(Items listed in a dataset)
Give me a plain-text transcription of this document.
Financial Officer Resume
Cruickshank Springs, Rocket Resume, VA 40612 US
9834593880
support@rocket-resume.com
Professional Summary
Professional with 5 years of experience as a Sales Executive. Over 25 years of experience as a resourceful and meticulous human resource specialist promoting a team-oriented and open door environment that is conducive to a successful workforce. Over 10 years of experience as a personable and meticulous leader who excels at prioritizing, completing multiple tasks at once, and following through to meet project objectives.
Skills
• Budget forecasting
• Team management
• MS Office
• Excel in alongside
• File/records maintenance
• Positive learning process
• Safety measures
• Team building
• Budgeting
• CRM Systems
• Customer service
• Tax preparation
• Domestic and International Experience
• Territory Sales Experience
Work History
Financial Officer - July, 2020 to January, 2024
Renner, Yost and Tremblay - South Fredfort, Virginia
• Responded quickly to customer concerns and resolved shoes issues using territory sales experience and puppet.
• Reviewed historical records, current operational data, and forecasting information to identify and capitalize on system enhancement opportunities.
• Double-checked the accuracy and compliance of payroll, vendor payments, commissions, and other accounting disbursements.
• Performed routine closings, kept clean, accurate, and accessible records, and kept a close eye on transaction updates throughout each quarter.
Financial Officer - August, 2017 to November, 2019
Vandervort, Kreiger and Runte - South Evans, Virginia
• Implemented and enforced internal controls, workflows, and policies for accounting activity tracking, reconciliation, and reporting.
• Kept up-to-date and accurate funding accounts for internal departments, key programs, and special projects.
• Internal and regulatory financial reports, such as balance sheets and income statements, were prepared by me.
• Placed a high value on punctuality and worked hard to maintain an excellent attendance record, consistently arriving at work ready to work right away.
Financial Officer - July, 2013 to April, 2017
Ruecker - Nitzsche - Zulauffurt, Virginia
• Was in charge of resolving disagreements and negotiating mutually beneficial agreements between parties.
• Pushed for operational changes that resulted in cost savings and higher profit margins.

## Task details
Find and copy each line above that includes the string "Professional".

## Solution to this task
Professional Summary
Professional with 5 years of experience as a Sales Executive. Over 25 years of experience as a resourceful and meticulous human resource specialist promoting a team-oriented and open door environment that is conducive to a successful workforce. Over 10 years of experience as a personable and meticulous leader who excels at prioritizing, completing multiple tasks at once, and following through to meet project objectives.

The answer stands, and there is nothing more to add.